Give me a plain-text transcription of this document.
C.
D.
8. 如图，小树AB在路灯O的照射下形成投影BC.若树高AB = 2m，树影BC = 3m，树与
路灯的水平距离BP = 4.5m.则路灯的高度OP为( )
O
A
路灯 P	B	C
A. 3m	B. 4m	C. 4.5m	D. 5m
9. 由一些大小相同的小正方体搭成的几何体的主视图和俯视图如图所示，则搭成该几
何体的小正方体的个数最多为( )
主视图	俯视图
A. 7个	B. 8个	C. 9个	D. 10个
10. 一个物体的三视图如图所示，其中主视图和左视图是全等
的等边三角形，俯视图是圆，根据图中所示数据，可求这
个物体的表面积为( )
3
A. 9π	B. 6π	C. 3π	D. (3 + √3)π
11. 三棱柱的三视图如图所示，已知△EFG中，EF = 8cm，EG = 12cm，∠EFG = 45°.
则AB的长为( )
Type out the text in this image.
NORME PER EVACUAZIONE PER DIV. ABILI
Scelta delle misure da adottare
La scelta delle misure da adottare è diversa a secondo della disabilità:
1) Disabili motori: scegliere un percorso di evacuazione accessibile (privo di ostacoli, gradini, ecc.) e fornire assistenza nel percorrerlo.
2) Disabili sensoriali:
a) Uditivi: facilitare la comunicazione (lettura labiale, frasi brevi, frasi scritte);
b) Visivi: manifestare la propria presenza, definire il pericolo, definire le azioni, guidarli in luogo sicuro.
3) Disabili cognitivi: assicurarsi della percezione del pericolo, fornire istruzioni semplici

━━━━━━━━

Pull every line containing "this" out of the data above.

Give me a plain-text transcription of this document.
Type out the text in this image.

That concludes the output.